--- start DATA SHOWN ---
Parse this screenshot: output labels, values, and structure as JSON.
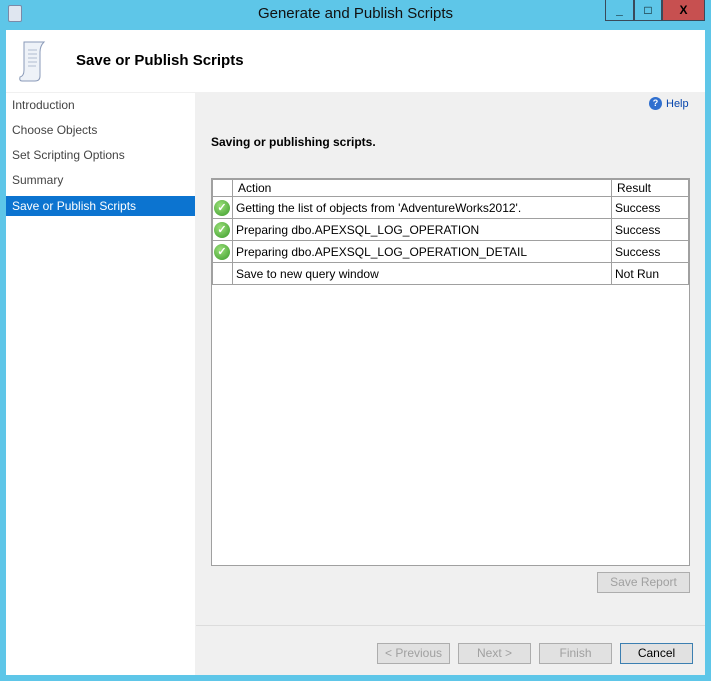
{
  "window": {
    "title": "Generate and Publish Scripts",
    "minimize": "_",
    "maximize": "□",
    "close": "X"
  },
  "header": {
    "title": "Save or Publish Scripts"
  },
  "sidebar": {
    "items": [
      {
        "label": "Introduction"
      },
      {
        "label": "Choose Objects"
      },
      {
        "label": "Set Scripting Options"
      },
      {
        "label": "Summary"
      },
      {
        "label": "Save or Publish Scripts",
        "selected": true
      }
    ]
  },
  "help": {
    "label": "Help"
  },
  "main": {
    "section_title": "Saving or publishing scripts.",
    "columns": {
      "action": "Action",
      "result": "Result"
    },
    "rows": [
      {
        "status": "success-icon",
        "action": "Getting the list of objects from 'AdventureWorks2012'.",
        "result": "Success"
      },
      {
        "status": "success-icon",
        "action": "Preparing dbo.APEXSQL_LOG_OPERATION",
        "result": "Success"
      },
      {
        "status": "success-icon",
        "action": "Preparing dbo.APEXSQL_LOG_OPERATION_DETAIL",
        "result": "Success"
      },
      {
        "status": "",
        "action": "Save to new query window",
        "result": "Not Run"
      }
    ],
    "save_report": "Save Report"
  },
  "footer": {
    "previous": "< Previous",
    "next": "Next >",
    "finish": "Finish",
    "cancel": "Cancel"
  }
}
--- end DATA SHOWN ---
TASK REQUIREMENTS: Return every line above that contains the word "Preparing".

WORKED ANSWER:
        "action": "Preparing dbo.APEXSQL_LOG_OPERATION",
        "action": "Preparing dbo.APEXSQL_LOG_OPERATION_DETAIL",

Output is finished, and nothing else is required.